[Items from a figure collection]
<<<<

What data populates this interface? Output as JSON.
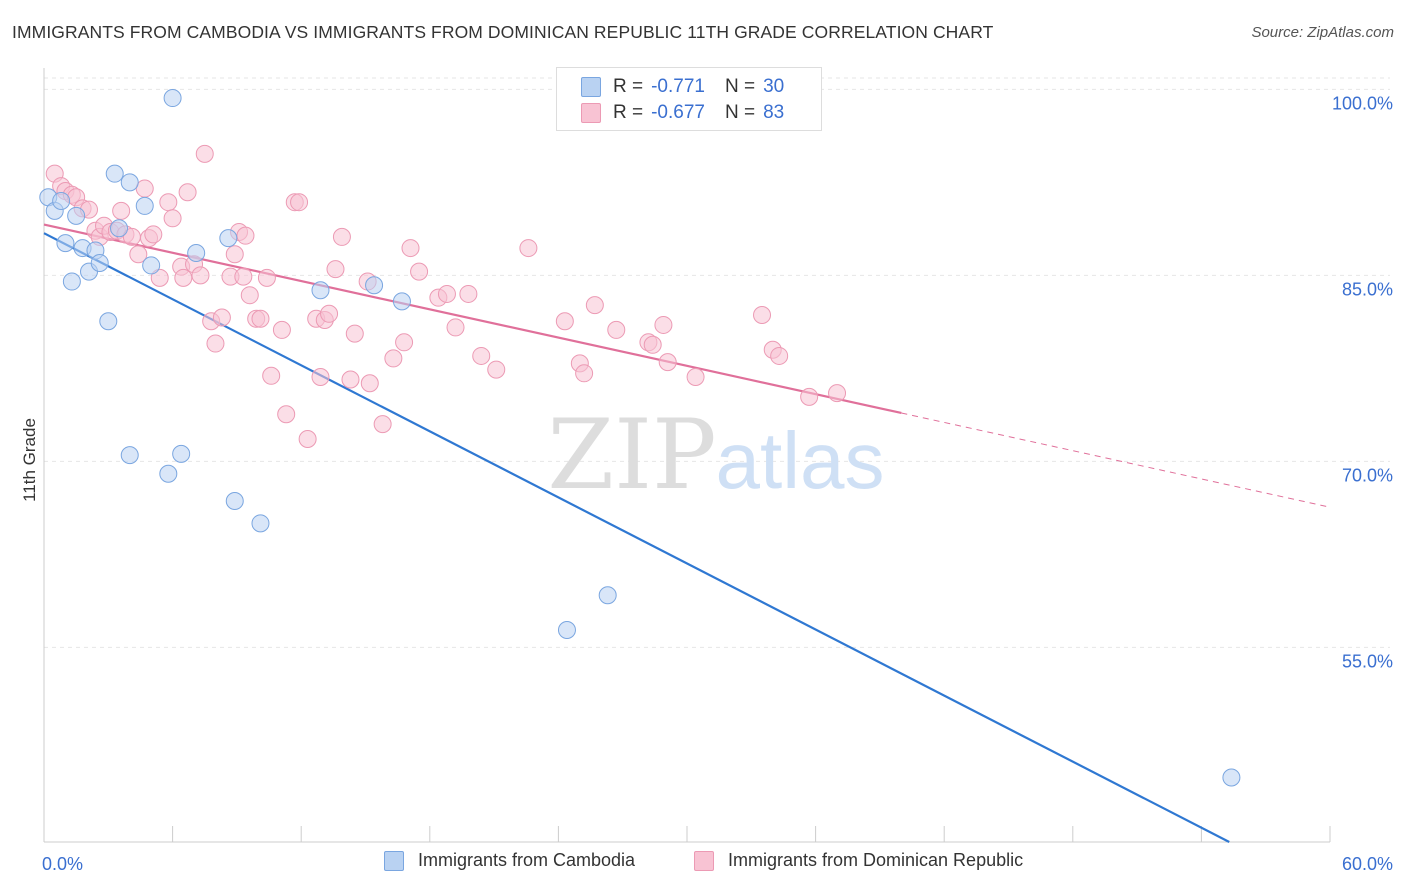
{
  "title": "IMMIGRANTS FROM CAMBODIA VS IMMIGRANTS FROM DOMINICAN REPUBLIC 11TH GRADE CORRELATION CHART",
  "source": "Source: ZipAtlas.com",
  "watermark": {
    "zip": "ZIP",
    "atlas": "atlas"
  },
  "colors": {
    "cambodia_fill": "#b9d2f2",
    "cambodia_stroke": "#7aa6e0",
    "cambodia_line": "#2f78d2",
    "dominican_fill": "#f8c3d3",
    "dominican_stroke": "#ec9ab4",
    "dominican_line": "#e0709a",
    "axis_label": "#3a6fd0",
    "grid": "#e6e6e6"
  },
  "legend_top": {
    "rows": [
      {
        "r_label": "R =",
        "r_value": "-0.771",
        "n_label": "N =",
        "n_value": "30"
      },
      {
        "r_label": "R =",
        "r_value": "-0.677",
        "n_label": "N =",
        "n_value": "83"
      }
    ]
  },
  "legend_bottom": {
    "cambodia": "Immigrants from Cambodia",
    "dominican": "Immigrants from Dominican Republic"
  },
  "chart_data": {
    "type": "scatter",
    "title": "IMMIGRANTS FROM CAMBODIA VS IMMIGRANTS FROM DOMINICAN REPUBLIC 11TH GRADE CORRELATION CHART",
    "xlabel": "",
    "ylabel": "11th Grade",
    "xlim": [
      0,
      60
    ],
    "ylim": [
      39.3,
      101.4
    ],
    "x_tick_labels": [
      "0.0%",
      "60.0%"
    ],
    "y_ticks": [
      55,
      70,
      85,
      100
    ],
    "y_tick_labels": [
      "55.0%",
      "70.0%",
      "85.0%",
      "100.0%"
    ],
    "grid": true,
    "legend_position": "top-center",
    "series": [
      {
        "name": "Immigrants from Cambodia",
        "r": -0.771,
        "n": 30,
        "trend": {
          "x": [
            0,
            55.3
          ],
          "y": [
            88.4,
            39.3
          ]
        },
        "points": [
          [
            0.2,
            91.3
          ],
          [
            0.5,
            90.2
          ],
          [
            0.8,
            91.0
          ],
          [
            1.0,
            87.6
          ],
          [
            1.3,
            84.5
          ],
          [
            1.5,
            89.8
          ],
          [
            1.8,
            87.2
          ],
          [
            2.1,
            85.3
          ],
          [
            2.4,
            87.0
          ],
          [
            2.6,
            86.0
          ],
          [
            3.0,
            81.3
          ],
          [
            3.3,
            93.2
          ],
          [
            3.5,
            88.8
          ],
          [
            4.0,
            92.5
          ],
          [
            4.0,
            70.5
          ],
          [
            4.7,
            90.6
          ],
          [
            5.0,
            85.8
          ],
          [
            5.8,
            69.0
          ],
          [
            6.0,
            99.3
          ],
          [
            6.4,
            70.6
          ],
          [
            7.1,
            86.8
          ],
          [
            8.6,
            88.0
          ],
          [
            8.9,
            66.8
          ],
          [
            10.1,
            65.0
          ],
          [
            12.9,
            83.8
          ],
          [
            15.4,
            84.2
          ],
          [
            16.7,
            82.9
          ],
          [
            24.4,
            56.4
          ],
          [
            26.3,
            59.2
          ],
          [
            55.4,
            44.5
          ]
        ]
      },
      {
        "name": "Immigrants from Dominican Republic",
        "r": -0.677,
        "n": 83,
        "trend": {
          "x": [
            0,
            40
          ],
          "y": [
            89.1,
            73.9
          ]
        },
        "trend_dashed": {
          "x": [
            40,
            60
          ],
          "y": [
            73.9,
            66.3
          ]
        },
        "points": [
          [
            0.5,
            93.2
          ],
          [
            0.8,
            92.2
          ],
          [
            1.0,
            91.8
          ],
          [
            1.3,
            91.5
          ],
          [
            1.5,
            91.3
          ],
          [
            1.8,
            90.4
          ],
          [
            2.1,
            90.3
          ],
          [
            2.4,
            88.6
          ],
          [
            2.6,
            88.1
          ],
          [
            2.8,
            89.0
          ],
          [
            3.1,
            88.5
          ],
          [
            3.4,
            88.6
          ],
          [
            3.6,
            90.2
          ],
          [
            3.8,
            88.3
          ],
          [
            4.1,
            88.1
          ],
          [
            4.4,
            86.7
          ],
          [
            4.7,
            92.0
          ],
          [
            4.9,
            88.0
          ],
          [
            5.1,
            88.3
          ],
          [
            5.4,
            84.8
          ],
          [
            5.8,
            90.9
          ],
          [
            6.0,
            89.6
          ],
          [
            6.4,
            85.7
          ],
          [
            6.5,
            84.8
          ],
          [
            6.7,
            91.7
          ],
          [
            7.0,
            85.9
          ],
          [
            7.3,
            85.0
          ],
          [
            7.5,
            94.8
          ],
          [
            7.8,
            81.3
          ],
          [
            8.0,
            79.5
          ],
          [
            8.3,
            81.6
          ],
          [
            8.7,
            84.9
          ],
          [
            8.9,
            86.7
          ],
          [
            9.1,
            88.5
          ],
          [
            9.3,
            84.9
          ],
          [
            9.4,
            88.2
          ],
          [
            9.6,
            83.4
          ],
          [
            9.9,
            81.5
          ],
          [
            10.1,
            81.5
          ],
          [
            10.4,
            84.8
          ],
          [
            10.6,
            76.9
          ],
          [
            11.1,
            80.6
          ],
          [
            11.3,
            73.8
          ],
          [
            11.7,
            90.9
          ],
          [
            11.9,
            90.9
          ],
          [
            12.3,
            71.8
          ],
          [
            12.7,
            81.5
          ],
          [
            12.9,
            76.8
          ],
          [
            13.1,
            81.4
          ],
          [
            13.3,
            81.9
          ],
          [
            13.6,
            85.5
          ],
          [
            13.9,
            88.1
          ],
          [
            14.3,
            76.6
          ],
          [
            14.5,
            80.3
          ],
          [
            15.1,
            84.5
          ],
          [
            15.2,
            76.3
          ],
          [
            15.8,
            73.0
          ],
          [
            16.3,
            78.3
          ],
          [
            16.8,
            79.6
          ],
          [
            17.1,
            87.2
          ],
          [
            17.5,
            85.3
          ],
          [
            18.4,
            83.2
          ],
          [
            18.8,
            83.5
          ],
          [
            19.2,
            80.8
          ],
          [
            19.8,
            83.5
          ],
          [
            20.4,
            78.5
          ],
          [
            21.1,
            77.4
          ],
          [
            22.6,
            87.2
          ],
          [
            24.3,
            81.3
          ],
          [
            25.0,
            77.9
          ],
          [
            25.2,
            77.1
          ],
          [
            25.7,
            82.6
          ],
          [
            26.7,
            80.6
          ],
          [
            28.2,
            79.6
          ],
          [
            28.4,
            79.4
          ],
          [
            28.9,
            81.0
          ],
          [
            29.1,
            78.0
          ],
          [
            30.4,
            76.8
          ],
          [
            33.5,
            81.8
          ],
          [
            34.0,
            79.0
          ],
          [
            34.3,
            78.5
          ],
          [
            35.7,
            75.2
          ],
          [
            37.0,
            75.5
          ]
        ]
      }
    ]
  }
}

>>>>

• [WRITTEN EXERCISE] Restate the whole listing above exactly, please, omitting every image.

• [EXERCISE OUTPUT]
What data populates this interface? Output as JSON.
{
  "title": "IMMIGRANTS FROM CAMBODIA VS IMMIGRANTS FROM DOMINICAN REPUBLIC 11TH GRADE CORRELATION CHART",
  "source": "Source: ZipAtlas.com",
  "watermark": {
    "zip": "ZIP",
    "atlas": "atlas"
  },
  "colors": {
    "cambodia_fill": "#b9d2f2",
    "cambodia_stroke": "#7aa6e0",
    "cambodia_line": "#2f78d2",
    "dominican_fill": "#f8c3d3",
    "dominican_stroke": "#ec9ab4",
    "dominican_line": "#e0709a",
    "axis_label": "#3a6fd0",
    "grid": "#e6e6e6"
  },
  "legend_top": {
    "rows": [
      {
        "r_label": "R =",
        "r_value": "-0.771",
        "n_label": "N =",
        "n_value": "30"
      },
      {
        "r_label": "R =",
        "r_value": "-0.677",
        "n_label": "N =",
        "n_value": "83"
      }
    ]
  },
  "legend_bottom": {
    "cambodia": "Immigrants from Cambodia",
    "dominican": "Immigrants from Dominican Republic"
  },
  "chart_data": {
    "type": "scatter",
    "title": "IMMIGRANTS FROM CAMBODIA VS IMMIGRANTS FROM DOMINICAN REPUBLIC 11TH GRADE CORRELATION CHART",
    "xlabel": "",
    "ylabel": "11th Grade",
    "xlim": [
      0,
      60
    ],
    "ylim": [
      39.3,
      101.4
    ],
    "x_tick_labels": [
      "0.0%",
      "60.0%"
    ],
    "y_ticks": [
      55,
      70,
      85,
      100
    ],
    "y_tick_labels": [
      "55.0%",
      "70.0%",
      "85.0%",
      "100.0%"
    ],
    "grid": true,
    "legend_position": "top-center",
    "series": [
      {
        "name": "Immigrants from Cambodia",
        "r": -0.771,
        "n": 30,
        "trend": {
          "x": [
            0,
            55.3
          ],
          "y": [
            88.4,
            39.3
          ]
        },
        "points": [
          [
            0.2,
            91.3
          ],
          [
            0.5,
            90.2
          ],
          [
            0.8,
            91.0
          ],
          [
            1.0,
            87.6
          ],
          [
            1.3,
            84.5
          ],
          [
            1.5,
            89.8
          ],
          [
            1.8,
            87.2
          ],
          [
            2.1,
            85.3
          ],
          [
            2.4,
            87.0
          ],
          [
            2.6,
            86.0
          ],
          [
            3.0,
            81.3
          ],
          [
            3.3,
            93.2
          ],
          [
            3.5,
            88.8
          ],
          [
            4.0,
            92.5
          ],
          [
            4.0,
            70.5
          ],
          [
            4.7,
            90.6
          ],
          [
            5.0,
            85.8
          ],
          [
            5.8,
            69.0
          ],
          [
            6.0,
            99.3
          ],
          [
            6.4,
            70.6
          ],
          [
            7.1,
            86.8
          ],
          [
            8.6,
            88.0
          ],
          [
            8.9,
            66.8
          ],
          [
            10.1,
            65.0
          ],
          [
            12.9,
            83.8
          ],
          [
            15.4,
            84.2
          ],
          [
            16.7,
            82.9
          ],
          [
            24.4,
            56.4
          ],
          [
            26.3,
            59.2
          ],
          [
            55.4,
            44.5
          ]
        ]
      },
      {
        "name": "Immigrants from Dominican Republic",
        "r": -0.677,
        "n": 83,
        "trend": {
          "x": [
            0,
            40
          ],
          "y": [
            89.1,
            73.9
          ]
        },
        "trend_dashed": {
          "x": [
            40,
            60
          ],
          "y": [
            73.9,
            66.3
          ]
        },
        "points": [
          [
            0.5,
            93.2
          ],
          [
            0.8,
            92.2
          ],
          [
            1.0,
            91.8
          ],
          [
            1.3,
            91.5
          ],
          [
            1.5,
            91.3
          ],
          [
            1.8,
            90.4
          ],
          [
            2.1,
            90.3
          ],
          [
            2.4,
            88.6
          ],
          [
            2.6,
            88.1
          ],
          [
            2.8,
            89.0
          ],
          [
            3.1,
            88.5
          ],
          [
            3.4,
            88.6
          ],
          [
            3.6,
            90.2
          ],
          [
            3.8,
            88.3
          ],
          [
            4.1,
            88.1
          ],
          [
            4.4,
            86.7
          ],
          [
            4.7,
            92.0
          ],
          [
            4.9,
            88.0
          ],
          [
            5.1,
            88.3
          ],
          [
            5.4,
            84.8
          ],
          [
            5.8,
            90.9
          ],
          [
            6.0,
            89.6
          ],
          [
            6.4,
            85.7
          ],
          [
            6.5,
            84.8
          ],
          [
            6.7,
            91.7
          ],
          [
            7.0,
            85.9
          ],
          [
            7.3,
            85.0
          ],
          [
            7.5,
            94.8
          ],
          [
            7.8,
            81.3
          ],
          [
            8.0,
            79.5
          ],
          [
            8.3,
            81.6
          ],
          [
            8.7,
            84.9
          ],
          [
            8.9,
            86.7
          ],
          [
            9.1,
            88.5
          ],
          [
            9.3,
            84.9
          ],
          [
            9.4,
            88.2
          ],
          [
            9.6,
            83.4
          ],
          [
            9.9,
            81.5
          ],
          [
            10.1,
            81.5
          ],
          [
            10.4,
            84.8
          ],
          [
            10.6,
            76.9
          ],
          [
            11.1,
            80.6
          ],
          [
            11.3,
            73.8
          ],
          [
            11.7,
            90.9
          ],
          [
            11.9,
            90.9
          ],
          [
            12.3,
            71.8
          ],
          [
            12.7,
            81.5
          ],
          [
            12.9,
            76.8
          ],
          [
            13.1,
            81.4
          ],
          [
            13.3,
            81.9
          ],
          [
            13.6,
            85.5
          ],
          [
            13.9,
            88.1
          ],
          [
            14.3,
            76.6
          ],
          [
            14.5,
            80.3
          ],
          [
            15.1,
            84.5
          ],
          [
            15.2,
            76.3
          ],
          [
            15.8,
            73.0
          ],
          [
            16.3,
            78.3
          ],
          [
            16.8,
            79.6
          ],
          [
            17.1,
            87.2
          ],
          [
            17.5,
            85.3
          ],
          [
            18.4,
            83.2
          ],
          [
            18.8,
            83.5
          ],
          [
            19.2,
            80.8
          ],
          [
            19.8,
            83.5
          ],
          [
            20.4,
            78.5
          ],
          [
            21.1,
            77.4
          ],
          [
            22.6,
            87.2
          ],
          [
            24.3,
            81.3
          ],
          [
            25.0,
            77.9
          ],
          [
            25.2,
            77.1
          ],
          [
            25.7,
            82.6
          ],
          [
            26.7,
            80.6
          ],
          [
            28.2,
            79.6
          ],
          [
            28.4,
            79.4
          ],
          [
            28.9,
            81.0
          ],
          [
            29.1,
            78.0
          ],
          [
            30.4,
            76.8
          ],
          [
            33.5,
            81.8
          ],
          [
            34.0,
            79.0
          ],
          [
            34.3,
            78.5
          ],
          [
            35.7,
            75.2
          ],
          [
            37.0,
            75.5
          ]
        ]
      }
    ]
  }
}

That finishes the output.